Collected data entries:

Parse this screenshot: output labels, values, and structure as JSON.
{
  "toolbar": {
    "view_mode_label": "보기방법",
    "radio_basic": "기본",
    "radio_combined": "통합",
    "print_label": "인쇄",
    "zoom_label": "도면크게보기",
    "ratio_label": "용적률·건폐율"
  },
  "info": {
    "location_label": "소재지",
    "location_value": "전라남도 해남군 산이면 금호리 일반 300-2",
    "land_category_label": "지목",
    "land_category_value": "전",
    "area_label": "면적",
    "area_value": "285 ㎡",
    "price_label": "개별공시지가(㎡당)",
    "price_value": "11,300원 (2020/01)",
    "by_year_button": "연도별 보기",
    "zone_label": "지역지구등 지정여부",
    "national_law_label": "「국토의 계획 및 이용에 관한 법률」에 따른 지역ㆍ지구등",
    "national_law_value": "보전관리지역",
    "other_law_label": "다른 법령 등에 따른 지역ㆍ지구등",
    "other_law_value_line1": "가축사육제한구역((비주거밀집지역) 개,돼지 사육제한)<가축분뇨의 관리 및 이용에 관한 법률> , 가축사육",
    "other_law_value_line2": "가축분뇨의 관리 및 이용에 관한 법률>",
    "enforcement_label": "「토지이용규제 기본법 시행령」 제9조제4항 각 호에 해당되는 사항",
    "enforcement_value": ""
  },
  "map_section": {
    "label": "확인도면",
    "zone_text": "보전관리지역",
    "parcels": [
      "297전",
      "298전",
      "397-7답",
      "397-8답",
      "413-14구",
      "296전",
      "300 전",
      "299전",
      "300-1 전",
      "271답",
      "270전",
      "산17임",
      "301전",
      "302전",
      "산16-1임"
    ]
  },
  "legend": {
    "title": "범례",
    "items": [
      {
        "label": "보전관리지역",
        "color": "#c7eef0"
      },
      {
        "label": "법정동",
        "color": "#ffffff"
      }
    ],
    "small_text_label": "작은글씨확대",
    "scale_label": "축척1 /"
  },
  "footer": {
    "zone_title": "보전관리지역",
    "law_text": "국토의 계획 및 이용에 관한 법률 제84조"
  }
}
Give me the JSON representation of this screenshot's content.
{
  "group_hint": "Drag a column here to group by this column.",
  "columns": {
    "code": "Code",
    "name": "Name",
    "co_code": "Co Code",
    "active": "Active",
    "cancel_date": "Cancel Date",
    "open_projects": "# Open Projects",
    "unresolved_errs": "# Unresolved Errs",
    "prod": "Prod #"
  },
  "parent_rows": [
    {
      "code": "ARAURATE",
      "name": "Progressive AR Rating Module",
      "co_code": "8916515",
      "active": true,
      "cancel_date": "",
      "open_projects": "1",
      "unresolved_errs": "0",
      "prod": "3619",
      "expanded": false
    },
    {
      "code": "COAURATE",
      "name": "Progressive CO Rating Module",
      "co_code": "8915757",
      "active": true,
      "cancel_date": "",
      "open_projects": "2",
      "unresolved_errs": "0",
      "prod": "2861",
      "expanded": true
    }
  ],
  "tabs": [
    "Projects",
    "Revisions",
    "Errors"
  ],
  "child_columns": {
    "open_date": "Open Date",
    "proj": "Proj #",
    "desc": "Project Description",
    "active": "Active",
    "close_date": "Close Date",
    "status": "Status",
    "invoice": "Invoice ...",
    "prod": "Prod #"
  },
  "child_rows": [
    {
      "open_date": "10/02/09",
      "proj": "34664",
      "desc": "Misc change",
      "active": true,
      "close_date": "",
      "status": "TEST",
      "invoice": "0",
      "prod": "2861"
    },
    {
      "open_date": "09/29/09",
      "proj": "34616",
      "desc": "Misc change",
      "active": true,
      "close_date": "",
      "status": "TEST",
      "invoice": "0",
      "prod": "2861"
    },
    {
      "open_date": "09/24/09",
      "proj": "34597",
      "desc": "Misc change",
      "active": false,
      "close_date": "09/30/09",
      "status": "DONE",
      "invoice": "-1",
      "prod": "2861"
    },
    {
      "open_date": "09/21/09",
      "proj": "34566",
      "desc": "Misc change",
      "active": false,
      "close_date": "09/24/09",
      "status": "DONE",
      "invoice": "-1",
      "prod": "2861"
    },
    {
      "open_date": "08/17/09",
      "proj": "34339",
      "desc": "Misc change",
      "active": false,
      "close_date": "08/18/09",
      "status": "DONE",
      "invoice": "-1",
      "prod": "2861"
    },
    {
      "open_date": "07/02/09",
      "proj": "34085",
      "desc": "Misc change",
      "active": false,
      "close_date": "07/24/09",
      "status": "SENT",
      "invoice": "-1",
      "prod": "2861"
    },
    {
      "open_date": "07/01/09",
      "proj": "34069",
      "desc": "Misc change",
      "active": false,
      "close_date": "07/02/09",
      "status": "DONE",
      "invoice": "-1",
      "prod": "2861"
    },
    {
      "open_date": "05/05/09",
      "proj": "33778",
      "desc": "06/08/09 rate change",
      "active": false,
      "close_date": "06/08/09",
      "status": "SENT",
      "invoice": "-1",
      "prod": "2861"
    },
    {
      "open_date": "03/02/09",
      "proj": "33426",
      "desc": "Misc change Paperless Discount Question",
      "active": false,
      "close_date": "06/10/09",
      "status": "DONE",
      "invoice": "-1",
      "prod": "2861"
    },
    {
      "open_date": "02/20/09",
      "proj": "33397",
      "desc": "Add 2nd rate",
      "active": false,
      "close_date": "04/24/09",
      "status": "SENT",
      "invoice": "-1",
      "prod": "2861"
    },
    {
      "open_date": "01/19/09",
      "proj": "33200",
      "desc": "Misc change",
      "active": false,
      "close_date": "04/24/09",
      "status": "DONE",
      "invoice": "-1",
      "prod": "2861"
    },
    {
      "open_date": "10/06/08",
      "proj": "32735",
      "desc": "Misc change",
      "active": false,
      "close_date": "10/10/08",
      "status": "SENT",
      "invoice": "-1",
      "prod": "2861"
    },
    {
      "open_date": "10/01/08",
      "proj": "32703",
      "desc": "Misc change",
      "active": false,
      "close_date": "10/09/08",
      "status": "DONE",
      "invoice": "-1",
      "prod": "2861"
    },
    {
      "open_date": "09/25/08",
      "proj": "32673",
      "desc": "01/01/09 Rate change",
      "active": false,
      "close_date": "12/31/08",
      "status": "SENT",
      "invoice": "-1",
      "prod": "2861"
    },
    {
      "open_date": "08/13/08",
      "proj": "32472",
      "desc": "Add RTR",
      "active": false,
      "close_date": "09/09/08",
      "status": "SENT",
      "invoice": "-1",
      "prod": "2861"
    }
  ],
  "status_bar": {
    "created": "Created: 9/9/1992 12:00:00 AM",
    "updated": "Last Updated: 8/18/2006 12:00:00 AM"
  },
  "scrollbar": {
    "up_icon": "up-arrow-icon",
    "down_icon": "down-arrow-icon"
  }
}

Task brief => Output the lines above verbatim and in full.

Exercise result =>
Parse this screenshot: output labels, values, and structure as JSON.
{
  "toolbar": {
    "view_mode_label": "보기방법",
    "radio_basic": "기본",
    "radio_combined": "통합",
    "print_label": "인쇄",
    "zoom_label": "도면크게보기",
    "ratio_label": "용적률·건폐율"
  },
  "info": {
    "location_label": "소재지",
    "location_value": "전라남도 해남군 산이면 금호리 일반 300-2",
    "land_category_label": "지목",
    "land_category_value": "전",
    "area_label": "면적",
    "area_value": "285 ㎡",
    "price_label": "개별공시지가(㎡당)",
    "price_value": "11,300원 (2020/01)",
    "by_year_button": "연도별 보기",
    "zone_label": "지역지구등 지정여부",
    "national_law_label": "「국토의 계획 및 이용에 관한 법률」에 따른 지역ㆍ지구등",
    "national_law_value": "보전관리지역",
    "other_law_label": "다른 법령 등에 따른 지역ㆍ지구등",
    "other_law_value_line1": "가축사육제한구역((비주거밀집지역) 개,돼지 사육제한)<가축분뇨의 관리 및 이용에 관한 법률> , 가축사육",
    "other_law_value_line2": "가축분뇨의 관리 및 이용에 관한 법률>",
    "enforcement_label": "「토지이용규제 기본법 시행령」 제9조제4항 각 호에 해당되는 사항",
    "enforcement_value": ""
  },
  "map_section": {
    "label": "확인도면",
    "zone_text": "보전관리지역",
    "parcels": [
      "297전",
      "298전",
      "397-7답",
      "397-8답",
      "413-14구",
      "296전",
      "300 전",
      "299전",
      "300-1 전",
      "271답",
      "270전",
      "산17임",
      "301전",
      "302전",
      "산16-1임"
    ]
  },
  "legend": {
    "title": "범례",
    "items": [
      {
        "label": "보전관리지역",
        "color": "#c7eef0"
      },
      {
        "label": "법정동",
        "color": "#ffffff"
      }
    ],
    "small_text_label": "작은글씨확대",
    "scale_label": "축척1 /"
  },
  "footer": {
    "zone_title": "보전관리지역",
    "law_text": "국토의 계획 및 이용에 관한 법률 제84조"
  }
}
Give me the JSON representation of this screenshot's content.
{
  "group_hint": "Drag a column here to group by this column.",
  "columns": {
    "code": "Code",
    "name": "Name",
    "co_code": "Co Code",
    "active": "Active",
    "cancel_date": "Cancel Date",
    "open_projects": "# Open Projects",
    "unresolved_errs": "# Unresolved Errs",
    "prod": "Prod #"
  },
  "parent_rows": [
    {
      "code": "ARAURATE",
      "name": "Progressive AR Rating Module",
      "co_code": "8916515",
      "active": true,
      "cancel_date": "",
      "open_projects": "1",
      "unresolved_errs": "0",
      "prod": "3619",
      "expanded": false
    },
    {
      "code": "COAURATE",
      "name": "Progressive CO Rating Module",
      "co_code": "8915757",
      "active": true,
      "cancel_date": "",
      "open_projects": "2",
      "unresolved_errs": "0",
      "prod": "2861",
      "expanded": true
    }
  ],
  "tabs": [
    "Projects",
    "Revisions",
    "Errors"
  ],
  "child_columns": {
    "open_date": "Open Date",
    "proj": "Proj #",
    "desc": "Project Description",
    "active": "Active",
    "close_date": "Close Date",
    "status": "Status",
    "invoice": "Invoice ...",
    "prod": "Prod #"
  },
  "child_rows": [
    {
      "open_date": "10/02/09",
      "proj": "34664",
      "desc": "Misc change",
      "active": true,
      "close_date": "",
      "status": "TEST",
      "invoice": "0",
      "prod": "2861"
    },
    {
      "open_date": "09/29/09",
      "proj": "34616",
      "desc": "Misc change",
      "active": true,
      "close_date": "",
      "status": "TEST",
      "invoice": "0",
      "prod": "2861"
    },
    {
      "open_date": "09/24/09",
      "proj": "34597",
      "desc": "Misc change",
      "active": false,
      "close_date": "09/30/09",
      "status": "DONE",
      "invoice": "-1",
      "prod": "2861"
    },
    {
      "open_date": "09/21/09",
      "proj": "34566",
      "desc": "Misc change",
      "active": false,
      "close_date": "09/24/09",
      "status": "DONE",
      "invoice": "-1",
      "prod": "2861"
    },
    {
      "open_date": "08/17/09",
      "proj": "34339",
      "desc": "Misc change",
      "active": false,
      "close_date": "08/18/09",
      "status": "DONE",
      "invoice": "-1",
      "prod": "2861"
    },
    {
      "open_date": "07/02/09",
      "proj": "34085",
      "desc": "Misc change",
      "active": false,
      "close_date": "07/24/09",
      "status": "SENT",
      "invoice": "-1",
      "prod": "2861"
    },
    {
      "open_date": "07/01/09",
      "proj": "34069",
      "desc": "Misc change",
      "active": false,
      "close_date": "07/02/09",
      "status": "DONE",
      "invoice": "-1",
      "prod": "2861"
    },
    {
      "open_date": "05/05/09",
      "proj": "33778",
      "desc": "06/08/09 rate change",
      "active": false,
      "close_date": "06/08/09",
      "status": "SENT",
      "invoice": "-1",
      "prod": "2861"
    },
    {
      "open_date": "03/02/09",
      "proj": "33426",
      "desc": "Misc change Paperless Discount Question",
      "active": false,
      "close_date": "06/10/09",
      "status": "DONE",
      "invoice": "-1",
      "prod": "2861"
    },
    {
      "open_date": "02/20/09",
      "proj": "33397",
      "desc": "Add 2nd rate",
      "active": false,
      "close_date": "04/24/09",
      "status": "SENT",
      "invoice": "-1",
      "prod": "2861"
    },
    {
      "open_date": "01/19/09",
      "proj": "33200",
      "desc": "Misc change",
      "active": false,
      "close_date": "04/24/09",
      "status": "DONE",
      "invoice": "-1",
      "prod": "2861"
    },
    {
      "open_date": "10/06/08",
      "proj": "32735",
      "desc": "Misc change",
      "active": false,
      "close_date": "10/10/08",
      "status": "SENT",
      "invoice": "-1",
      "prod": "2861"
    },
    {
      "open_date": "10/01/08",
      "proj": "32703",
      "desc": "Misc change",
      "active": false,
      "close_date": "10/09/08",
      "status": "DONE",
      "invoice": "-1",
      "prod": "2861"
    },
    {
      "open_date": "09/25/08",
      "proj": "32673",
      "desc": "01/01/09 Rate change",
      "active": false,
      "close_date": "12/31/08",
      "status": "SENT",
      "invoice": "-1",
      "prod": "2861"
    },
    {
      "open_date": "08/13/08",
      "proj": "32472",
      "desc": "Add RTR",
      "active": false,
      "close_date": "09/09/08",
      "status": "SENT",
      "invoice": "-1",
      "prod": "2861"
    }
  ],
  "status_bar": {
    "created": "Created: 9/9/1992 12:00:00 AM",
    "updated": "Last Updated: 8/18/2006 12:00:00 AM"
  },
  "scrollbar": {
    "up_icon": "up-arrow-icon",
    "down_icon": "down-arrow-icon"
  }
}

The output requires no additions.